• **EXERCISE**:
Scan the material that follows. Copy every line containing the word "rmse".

++++

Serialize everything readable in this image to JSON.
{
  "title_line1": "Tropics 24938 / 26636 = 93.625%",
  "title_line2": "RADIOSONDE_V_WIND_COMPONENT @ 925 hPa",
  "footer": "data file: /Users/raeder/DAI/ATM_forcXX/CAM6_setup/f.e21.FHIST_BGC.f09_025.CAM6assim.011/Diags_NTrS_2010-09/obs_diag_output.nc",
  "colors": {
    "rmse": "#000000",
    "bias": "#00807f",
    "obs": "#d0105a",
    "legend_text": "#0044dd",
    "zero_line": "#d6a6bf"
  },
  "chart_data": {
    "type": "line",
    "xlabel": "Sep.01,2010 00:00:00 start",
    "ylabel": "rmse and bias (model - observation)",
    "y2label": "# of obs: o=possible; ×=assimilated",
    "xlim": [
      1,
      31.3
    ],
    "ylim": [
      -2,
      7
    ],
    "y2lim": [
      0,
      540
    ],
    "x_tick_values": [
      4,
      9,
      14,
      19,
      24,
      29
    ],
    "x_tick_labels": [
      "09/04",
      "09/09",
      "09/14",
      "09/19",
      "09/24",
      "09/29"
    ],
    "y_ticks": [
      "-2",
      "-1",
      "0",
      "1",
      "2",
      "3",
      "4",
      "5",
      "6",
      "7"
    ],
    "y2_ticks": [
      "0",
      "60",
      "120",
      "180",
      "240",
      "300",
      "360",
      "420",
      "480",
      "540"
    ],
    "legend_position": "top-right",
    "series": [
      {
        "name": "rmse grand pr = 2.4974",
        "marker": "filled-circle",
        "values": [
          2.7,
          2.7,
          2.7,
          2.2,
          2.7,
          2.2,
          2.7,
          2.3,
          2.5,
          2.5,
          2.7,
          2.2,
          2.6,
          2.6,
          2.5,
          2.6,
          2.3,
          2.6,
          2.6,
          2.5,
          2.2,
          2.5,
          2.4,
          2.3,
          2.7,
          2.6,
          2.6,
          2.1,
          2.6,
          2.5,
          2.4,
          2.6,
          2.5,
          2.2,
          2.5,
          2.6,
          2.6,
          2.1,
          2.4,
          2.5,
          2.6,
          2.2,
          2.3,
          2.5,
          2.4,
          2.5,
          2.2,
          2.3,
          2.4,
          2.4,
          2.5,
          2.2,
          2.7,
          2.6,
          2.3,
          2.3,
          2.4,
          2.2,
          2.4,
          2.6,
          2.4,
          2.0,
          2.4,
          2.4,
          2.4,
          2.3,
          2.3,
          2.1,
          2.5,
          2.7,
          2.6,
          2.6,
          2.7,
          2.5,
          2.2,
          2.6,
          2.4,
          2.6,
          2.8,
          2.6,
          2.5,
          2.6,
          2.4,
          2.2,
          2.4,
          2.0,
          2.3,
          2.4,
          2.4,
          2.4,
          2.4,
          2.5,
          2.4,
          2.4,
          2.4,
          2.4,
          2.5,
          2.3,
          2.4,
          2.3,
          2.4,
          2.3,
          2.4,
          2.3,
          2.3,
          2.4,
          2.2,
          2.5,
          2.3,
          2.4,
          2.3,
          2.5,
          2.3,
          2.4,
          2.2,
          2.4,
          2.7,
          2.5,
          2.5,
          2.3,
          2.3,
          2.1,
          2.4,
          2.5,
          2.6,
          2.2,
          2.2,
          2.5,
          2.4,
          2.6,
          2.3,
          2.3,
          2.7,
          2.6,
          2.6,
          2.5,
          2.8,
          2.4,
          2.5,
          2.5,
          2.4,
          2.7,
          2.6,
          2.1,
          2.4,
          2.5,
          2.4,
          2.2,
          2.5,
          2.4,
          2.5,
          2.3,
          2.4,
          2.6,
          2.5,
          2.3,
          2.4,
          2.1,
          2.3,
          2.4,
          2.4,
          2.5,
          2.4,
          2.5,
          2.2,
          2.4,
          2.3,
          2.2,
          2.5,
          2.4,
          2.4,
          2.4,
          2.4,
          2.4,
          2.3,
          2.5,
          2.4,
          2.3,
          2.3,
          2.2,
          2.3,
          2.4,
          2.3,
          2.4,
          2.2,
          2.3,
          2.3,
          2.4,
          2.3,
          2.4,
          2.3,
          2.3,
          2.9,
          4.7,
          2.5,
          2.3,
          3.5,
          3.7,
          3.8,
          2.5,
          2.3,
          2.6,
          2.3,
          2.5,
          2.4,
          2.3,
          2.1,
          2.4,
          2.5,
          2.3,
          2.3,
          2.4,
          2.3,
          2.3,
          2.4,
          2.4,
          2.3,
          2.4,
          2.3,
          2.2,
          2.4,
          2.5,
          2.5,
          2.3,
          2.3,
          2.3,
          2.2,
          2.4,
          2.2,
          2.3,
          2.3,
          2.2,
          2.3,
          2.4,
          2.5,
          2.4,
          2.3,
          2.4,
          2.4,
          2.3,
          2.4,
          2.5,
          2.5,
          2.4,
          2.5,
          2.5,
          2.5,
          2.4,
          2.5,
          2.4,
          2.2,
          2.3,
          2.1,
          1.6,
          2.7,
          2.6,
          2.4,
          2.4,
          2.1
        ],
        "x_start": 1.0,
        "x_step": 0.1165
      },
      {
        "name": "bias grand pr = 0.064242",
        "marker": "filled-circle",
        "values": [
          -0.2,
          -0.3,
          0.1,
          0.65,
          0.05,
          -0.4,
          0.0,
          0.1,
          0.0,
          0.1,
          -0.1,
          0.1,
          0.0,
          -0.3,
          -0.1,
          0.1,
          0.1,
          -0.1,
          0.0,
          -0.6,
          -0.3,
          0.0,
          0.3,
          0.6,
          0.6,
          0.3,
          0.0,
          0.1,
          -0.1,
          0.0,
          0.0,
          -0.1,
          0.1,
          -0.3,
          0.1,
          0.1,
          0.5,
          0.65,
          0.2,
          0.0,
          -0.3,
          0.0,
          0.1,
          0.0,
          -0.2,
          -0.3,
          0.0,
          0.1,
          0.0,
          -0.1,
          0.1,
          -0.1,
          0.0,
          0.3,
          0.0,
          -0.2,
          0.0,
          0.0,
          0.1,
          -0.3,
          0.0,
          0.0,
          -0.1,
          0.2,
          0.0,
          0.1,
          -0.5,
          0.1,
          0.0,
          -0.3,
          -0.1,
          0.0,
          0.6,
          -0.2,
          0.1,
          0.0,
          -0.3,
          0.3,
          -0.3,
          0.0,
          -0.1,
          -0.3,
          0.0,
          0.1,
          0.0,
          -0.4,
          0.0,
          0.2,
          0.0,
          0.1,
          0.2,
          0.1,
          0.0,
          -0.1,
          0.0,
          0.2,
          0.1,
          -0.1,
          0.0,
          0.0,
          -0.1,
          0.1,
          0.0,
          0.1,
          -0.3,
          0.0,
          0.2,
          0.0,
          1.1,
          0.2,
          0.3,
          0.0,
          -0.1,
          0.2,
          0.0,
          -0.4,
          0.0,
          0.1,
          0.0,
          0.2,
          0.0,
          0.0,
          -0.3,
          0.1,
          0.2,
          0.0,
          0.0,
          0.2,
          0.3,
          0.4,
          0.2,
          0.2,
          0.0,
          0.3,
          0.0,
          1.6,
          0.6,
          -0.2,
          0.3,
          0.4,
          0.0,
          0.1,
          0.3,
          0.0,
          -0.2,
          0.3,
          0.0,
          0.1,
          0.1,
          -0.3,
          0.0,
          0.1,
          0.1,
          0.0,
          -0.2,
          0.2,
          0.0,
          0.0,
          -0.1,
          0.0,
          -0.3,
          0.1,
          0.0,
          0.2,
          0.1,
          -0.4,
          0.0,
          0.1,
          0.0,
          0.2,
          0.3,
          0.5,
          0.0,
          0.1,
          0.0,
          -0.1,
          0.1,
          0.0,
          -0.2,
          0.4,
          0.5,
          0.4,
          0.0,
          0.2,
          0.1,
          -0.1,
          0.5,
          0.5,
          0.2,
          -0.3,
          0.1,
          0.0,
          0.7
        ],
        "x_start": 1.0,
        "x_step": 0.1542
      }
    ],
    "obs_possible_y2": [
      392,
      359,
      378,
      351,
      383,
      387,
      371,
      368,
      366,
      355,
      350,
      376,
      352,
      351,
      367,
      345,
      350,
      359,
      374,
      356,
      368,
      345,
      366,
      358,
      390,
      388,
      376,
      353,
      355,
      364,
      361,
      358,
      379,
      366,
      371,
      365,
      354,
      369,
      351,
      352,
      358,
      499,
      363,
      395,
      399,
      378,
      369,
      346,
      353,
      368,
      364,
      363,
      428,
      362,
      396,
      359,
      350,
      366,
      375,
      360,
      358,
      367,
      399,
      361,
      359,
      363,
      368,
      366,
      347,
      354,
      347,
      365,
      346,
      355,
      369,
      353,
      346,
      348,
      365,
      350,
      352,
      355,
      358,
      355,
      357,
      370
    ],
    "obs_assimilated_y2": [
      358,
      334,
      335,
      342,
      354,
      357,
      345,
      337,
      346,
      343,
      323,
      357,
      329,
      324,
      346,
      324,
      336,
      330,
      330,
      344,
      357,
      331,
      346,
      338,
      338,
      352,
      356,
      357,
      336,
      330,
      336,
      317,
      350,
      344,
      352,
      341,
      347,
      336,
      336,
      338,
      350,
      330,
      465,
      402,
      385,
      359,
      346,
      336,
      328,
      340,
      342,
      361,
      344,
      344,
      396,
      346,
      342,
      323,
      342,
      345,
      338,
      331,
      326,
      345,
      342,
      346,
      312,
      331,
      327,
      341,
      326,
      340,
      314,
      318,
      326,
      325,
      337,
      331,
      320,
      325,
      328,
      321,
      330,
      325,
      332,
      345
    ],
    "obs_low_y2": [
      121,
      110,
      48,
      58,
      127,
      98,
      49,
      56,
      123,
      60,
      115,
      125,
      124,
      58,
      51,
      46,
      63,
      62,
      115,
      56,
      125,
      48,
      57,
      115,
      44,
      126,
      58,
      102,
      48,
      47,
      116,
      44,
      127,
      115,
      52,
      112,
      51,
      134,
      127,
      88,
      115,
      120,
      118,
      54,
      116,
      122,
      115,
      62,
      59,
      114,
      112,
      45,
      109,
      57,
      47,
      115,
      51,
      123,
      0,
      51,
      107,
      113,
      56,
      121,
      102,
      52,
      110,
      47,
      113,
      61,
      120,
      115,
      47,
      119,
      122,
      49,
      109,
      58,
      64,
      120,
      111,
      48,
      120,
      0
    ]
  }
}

++++

• **EXERCISE SOLUTION**:
    "rmse": "#000000",
    "ylabel": "rmse and bias (model - observation)",
        "name": "rmse grand pr = 2.4974",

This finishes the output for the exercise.